_WHAT IS BEING ASKED:_ Transcribe everything in the data word for word. Pictures are left out.

_THE INPUT:_

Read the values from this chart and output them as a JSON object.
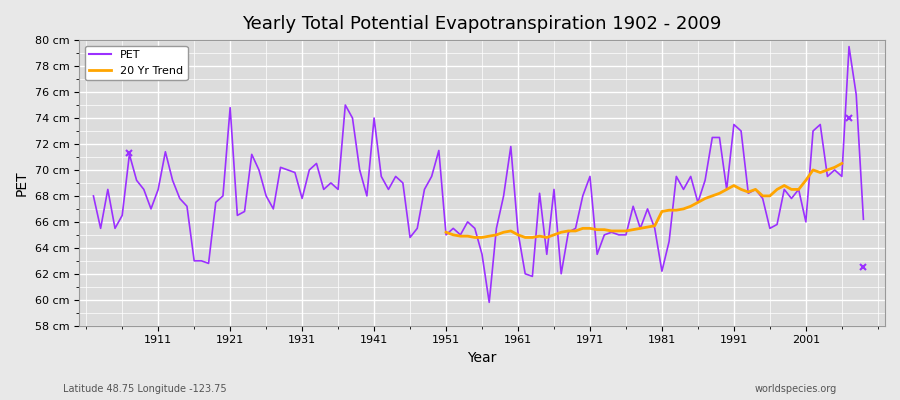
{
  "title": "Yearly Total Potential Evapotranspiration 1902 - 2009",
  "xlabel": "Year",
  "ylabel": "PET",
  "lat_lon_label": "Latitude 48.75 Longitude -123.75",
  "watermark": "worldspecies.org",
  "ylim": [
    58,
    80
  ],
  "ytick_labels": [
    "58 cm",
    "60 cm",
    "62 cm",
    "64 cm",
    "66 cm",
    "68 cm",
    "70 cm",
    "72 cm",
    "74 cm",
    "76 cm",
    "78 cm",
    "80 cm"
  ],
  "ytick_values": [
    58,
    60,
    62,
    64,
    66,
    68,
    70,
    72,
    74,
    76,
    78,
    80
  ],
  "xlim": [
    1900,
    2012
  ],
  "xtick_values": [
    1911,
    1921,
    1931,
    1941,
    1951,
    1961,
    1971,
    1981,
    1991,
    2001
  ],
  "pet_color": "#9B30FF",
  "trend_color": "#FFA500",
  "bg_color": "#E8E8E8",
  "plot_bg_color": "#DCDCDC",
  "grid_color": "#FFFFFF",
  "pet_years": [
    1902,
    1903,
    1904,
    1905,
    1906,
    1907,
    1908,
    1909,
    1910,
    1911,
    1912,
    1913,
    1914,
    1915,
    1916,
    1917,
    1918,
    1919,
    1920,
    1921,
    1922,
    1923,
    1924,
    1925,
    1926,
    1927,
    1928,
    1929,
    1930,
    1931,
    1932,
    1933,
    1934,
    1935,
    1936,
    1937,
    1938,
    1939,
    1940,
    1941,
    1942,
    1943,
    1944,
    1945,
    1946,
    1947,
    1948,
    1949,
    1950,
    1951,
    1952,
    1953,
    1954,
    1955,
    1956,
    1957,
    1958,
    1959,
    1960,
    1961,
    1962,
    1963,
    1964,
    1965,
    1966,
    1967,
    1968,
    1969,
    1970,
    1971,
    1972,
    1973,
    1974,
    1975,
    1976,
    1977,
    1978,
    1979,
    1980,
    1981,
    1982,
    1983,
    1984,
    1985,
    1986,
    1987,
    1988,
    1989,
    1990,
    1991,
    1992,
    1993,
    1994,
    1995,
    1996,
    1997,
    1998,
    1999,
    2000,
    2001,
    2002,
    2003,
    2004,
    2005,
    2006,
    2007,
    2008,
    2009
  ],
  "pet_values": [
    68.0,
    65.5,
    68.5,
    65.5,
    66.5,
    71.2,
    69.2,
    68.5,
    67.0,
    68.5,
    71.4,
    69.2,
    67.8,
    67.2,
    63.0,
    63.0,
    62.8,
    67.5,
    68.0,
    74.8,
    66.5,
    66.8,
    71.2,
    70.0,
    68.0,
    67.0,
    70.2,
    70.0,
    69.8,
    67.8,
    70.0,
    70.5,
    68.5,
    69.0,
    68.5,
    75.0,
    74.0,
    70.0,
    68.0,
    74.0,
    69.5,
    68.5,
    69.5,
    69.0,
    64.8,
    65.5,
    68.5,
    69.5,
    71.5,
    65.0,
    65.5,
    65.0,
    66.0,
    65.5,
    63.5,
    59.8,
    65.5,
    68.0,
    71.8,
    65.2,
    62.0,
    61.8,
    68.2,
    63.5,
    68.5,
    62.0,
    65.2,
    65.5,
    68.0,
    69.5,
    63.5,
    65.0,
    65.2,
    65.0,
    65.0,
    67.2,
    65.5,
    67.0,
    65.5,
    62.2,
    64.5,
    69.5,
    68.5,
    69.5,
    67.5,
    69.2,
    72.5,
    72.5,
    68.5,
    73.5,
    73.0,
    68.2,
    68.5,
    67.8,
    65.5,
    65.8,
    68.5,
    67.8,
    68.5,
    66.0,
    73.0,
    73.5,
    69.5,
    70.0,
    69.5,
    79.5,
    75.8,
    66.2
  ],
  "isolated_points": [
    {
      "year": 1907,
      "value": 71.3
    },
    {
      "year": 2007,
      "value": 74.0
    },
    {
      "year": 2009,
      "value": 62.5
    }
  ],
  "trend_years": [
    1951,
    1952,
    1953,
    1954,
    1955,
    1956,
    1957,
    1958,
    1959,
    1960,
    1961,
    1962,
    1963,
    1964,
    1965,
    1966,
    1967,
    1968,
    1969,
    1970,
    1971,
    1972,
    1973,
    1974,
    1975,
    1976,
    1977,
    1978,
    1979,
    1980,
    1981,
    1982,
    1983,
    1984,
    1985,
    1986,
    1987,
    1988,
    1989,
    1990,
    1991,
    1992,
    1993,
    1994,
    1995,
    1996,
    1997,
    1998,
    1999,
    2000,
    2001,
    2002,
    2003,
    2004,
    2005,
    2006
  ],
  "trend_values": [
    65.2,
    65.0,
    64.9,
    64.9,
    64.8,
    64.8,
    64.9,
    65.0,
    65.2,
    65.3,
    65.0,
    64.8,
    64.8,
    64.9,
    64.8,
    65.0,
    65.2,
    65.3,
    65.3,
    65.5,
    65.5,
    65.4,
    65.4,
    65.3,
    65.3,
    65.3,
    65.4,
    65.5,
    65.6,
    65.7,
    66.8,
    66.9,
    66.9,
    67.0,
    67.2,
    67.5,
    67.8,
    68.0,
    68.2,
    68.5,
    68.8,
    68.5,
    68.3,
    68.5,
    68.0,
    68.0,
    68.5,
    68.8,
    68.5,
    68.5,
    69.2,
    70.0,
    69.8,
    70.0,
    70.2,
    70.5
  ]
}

_REPLY TO THE TASK:_
Read the values from this chart and output them as a JSON object.
{
  "title": "Yearly Total Potential Evapotranspiration 1902 - 2009",
  "xlabel": "Year",
  "ylabel": "PET",
  "lat_lon_label": "Latitude 48.75 Longitude -123.75",
  "watermark": "worldspecies.org",
  "ylim": [
    58,
    80
  ],
  "ytick_labels": [
    "58 cm",
    "60 cm",
    "62 cm",
    "64 cm",
    "66 cm",
    "68 cm",
    "70 cm",
    "72 cm",
    "74 cm",
    "76 cm",
    "78 cm",
    "80 cm"
  ],
  "ytick_values": [
    58,
    60,
    62,
    64,
    66,
    68,
    70,
    72,
    74,
    76,
    78,
    80
  ],
  "xlim": [
    1900,
    2012
  ],
  "xtick_values": [
    1911,
    1921,
    1931,
    1941,
    1951,
    1961,
    1971,
    1981,
    1991,
    2001
  ],
  "pet_color": "#9B30FF",
  "trend_color": "#FFA500",
  "bg_color": "#E8E8E8",
  "plot_bg_color": "#DCDCDC",
  "grid_color": "#FFFFFF",
  "pet_years": [
    1902,
    1903,
    1904,
    1905,
    1906,
    1907,
    1908,
    1909,
    1910,
    1911,
    1912,
    1913,
    1914,
    1915,
    1916,
    1917,
    1918,
    1919,
    1920,
    1921,
    1922,
    1923,
    1924,
    1925,
    1926,
    1927,
    1928,
    1929,
    1930,
    1931,
    1932,
    1933,
    1934,
    1935,
    1936,
    1937,
    1938,
    1939,
    1940,
    1941,
    1942,
    1943,
    1944,
    1945,
    1946,
    1947,
    1948,
    1949,
    1950,
    1951,
    1952,
    1953,
    1954,
    1955,
    1956,
    1957,
    1958,
    1959,
    1960,
    1961,
    1962,
    1963,
    1964,
    1965,
    1966,
    1967,
    1968,
    1969,
    1970,
    1971,
    1972,
    1973,
    1974,
    1975,
    1976,
    1977,
    1978,
    1979,
    1980,
    1981,
    1982,
    1983,
    1984,
    1985,
    1986,
    1987,
    1988,
    1989,
    1990,
    1991,
    1992,
    1993,
    1994,
    1995,
    1996,
    1997,
    1998,
    1999,
    2000,
    2001,
    2002,
    2003,
    2004,
    2005,
    2006,
    2007,
    2008,
    2009
  ],
  "pet_values": [
    68.0,
    65.5,
    68.5,
    65.5,
    66.5,
    71.2,
    69.2,
    68.5,
    67.0,
    68.5,
    71.4,
    69.2,
    67.8,
    67.2,
    63.0,
    63.0,
    62.8,
    67.5,
    68.0,
    74.8,
    66.5,
    66.8,
    71.2,
    70.0,
    68.0,
    67.0,
    70.2,
    70.0,
    69.8,
    67.8,
    70.0,
    70.5,
    68.5,
    69.0,
    68.5,
    75.0,
    74.0,
    70.0,
    68.0,
    74.0,
    69.5,
    68.5,
    69.5,
    69.0,
    64.8,
    65.5,
    68.5,
    69.5,
    71.5,
    65.0,
    65.5,
    65.0,
    66.0,
    65.5,
    63.5,
    59.8,
    65.5,
    68.0,
    71.8,
    65.2,
    62.0,
    61.8,
    68.2,
    63.5,
    68.5,
    62.0,
    65.2,
    65.5,
    68.0,
    69.5,
    63.5,
    65.0,
    65.2,
    65.0,
    65.0,
    67.2,
    65.5,
    67.0,
    65.5,
    62.2,
    64.5,
    69.5,
    68.5,
    69.5,
    67.5,
    69.2,
    72.5,
    72.5,
    68.5,
    73.5,
    73.0,
    68.2,
    68.5,
    67.8,
    65.5,
    65.8,
    68.5,
    67.8,
    68.5,
    66.0,
    73.0,
    73.5,
    69.5,
    70.0,
    69.5,
    79.5,
    75.8,
    66.2
  ],
  "isolated_points": [
    {
      "year": 1907,
      "value": 71.3
    },
    {
      "year": 2007,
      "value": 74.0
    },
    {
      "year": 2009,
      "value": 62.5
    }
  ],
  "trend_years": [
    1951,
    1952,
    1953,
    1954,
    1955,
    1956,
    1957,
    1958,
    1959,
    1960,
    1961,
    1962,
    1963,
    1964,
    1965,
    1966,
    1967,
    1968,
    1969,
    1970,
    1971,
    1972,
    1973,
    1974,
    1975,
    1976,
    1977,
    1978,
    1979,
    1980,
    1981,
    1982,
    1983,
    1984,
    1985,
    1986,
    1987,
    1988,
    1989,
    1990,
    1991,
    1992,
    1993,
    1994,
    1995,
    1996,
    1997,
    1998,
    1999,
    2000,
    2001,
    2002,
    2003,
    2004,
    2005,
    2006
  ],
  "trend_values": [
    65.2,
    65.0,
    64.9,
    64.9,
    64.8,
    64.8,
    64.9,
    65.0,
    65.2,
    65.3,
    65.0,
    64.8,
    64.8,
    64.9,
    64.8,
    65.0,
    65.2,
    65.3,
    65.3,
    65.5,
    65.5,
    65.4,
    65.4,
    65.3,
    65.3,
    65.3,
    65.4,
    65.5,
    65.6,
    65.7,
    66.8,
    66.9,
    66.9,
    67.0,
    67.2,
    67.5,
    67.8,
    68.0,
    68.2,
    68.5,
    68.8,
    68.5,
    68.3,
    68.5,
    68.0,
    68.0,
    68.5,
    68.8,
    68.5,
    68.5,
    69.2,
    70.0,
    69.8,
    70.0,
    70.2,
    70.5
  ]
}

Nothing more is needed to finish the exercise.